▶ _Aim of the exercise_
Scan the records for the line containing "Convert this screenshot"; extract it and all later lines, verbatim, through the end, and nothing before it.

%%

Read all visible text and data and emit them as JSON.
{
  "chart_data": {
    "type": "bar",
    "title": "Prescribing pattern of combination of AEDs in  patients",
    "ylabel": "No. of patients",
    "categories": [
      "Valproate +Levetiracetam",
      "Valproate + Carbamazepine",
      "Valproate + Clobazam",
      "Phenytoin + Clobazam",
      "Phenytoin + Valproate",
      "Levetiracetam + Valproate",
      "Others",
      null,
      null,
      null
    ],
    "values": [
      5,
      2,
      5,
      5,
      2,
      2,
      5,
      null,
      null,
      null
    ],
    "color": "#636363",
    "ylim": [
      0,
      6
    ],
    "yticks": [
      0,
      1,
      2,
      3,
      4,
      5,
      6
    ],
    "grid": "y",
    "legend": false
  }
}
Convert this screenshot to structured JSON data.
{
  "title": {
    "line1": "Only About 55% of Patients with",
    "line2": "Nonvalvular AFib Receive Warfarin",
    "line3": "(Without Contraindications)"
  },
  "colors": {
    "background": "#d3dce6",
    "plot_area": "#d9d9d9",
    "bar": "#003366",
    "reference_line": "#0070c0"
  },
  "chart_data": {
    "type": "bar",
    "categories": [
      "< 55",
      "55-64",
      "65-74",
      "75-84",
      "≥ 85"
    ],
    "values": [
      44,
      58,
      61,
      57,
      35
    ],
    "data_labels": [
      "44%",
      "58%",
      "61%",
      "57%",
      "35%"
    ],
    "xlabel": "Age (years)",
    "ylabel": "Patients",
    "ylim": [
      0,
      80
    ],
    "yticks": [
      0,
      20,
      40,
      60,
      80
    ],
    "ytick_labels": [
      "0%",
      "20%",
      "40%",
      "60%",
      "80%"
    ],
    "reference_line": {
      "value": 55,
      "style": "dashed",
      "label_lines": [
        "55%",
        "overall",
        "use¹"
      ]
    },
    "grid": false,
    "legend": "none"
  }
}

%%

▶ _Result below_
Convert this screenshot to structured JSON data.
{
  "title": {
    "line1": "Only About 55% of Patients with",
    "line2": "Nonvalvular AFib Receive Warfarin",
    "line3": "(Without Contraindications)"
  },
  "colors": {
    "background": "#d3dce6",
    "plot_area": "#d9d9d9",
    "bar": "#003366",
    "reference_line": "#0070c0"
  },
  "chart_data": {
    "type": "bar",
    "categories": [
      "< 55",
      "55-64",
      "65-74",
      "75-84",
      "≥ 85"
    ],
    "values": [
      44,
      58,
      61,
      57,
      35
    ],
    "data_labels": [
      "44%",
      "58%",
      "61%",
      "57%",
      "35%"
    ],
    "xlabel": "Age (years)",
    "ylabel": "Patients",
    "ylim": [
      0,
      80
    ],
    "yticks": [
      0,
      20,
      40,
      60,
      80
    ],
    "ytick_labels": [
      "0%",
      "20%",
      "40%",
      "60%",
      "80%"
    ],
    "reference_line": {
      "value": 55,
      "style": "dashed",
      "label_lines": [
        "55%",
        "overall",
        "use¹"
      ]
    },
    "grid": false,
    "legend": "none"
  }
}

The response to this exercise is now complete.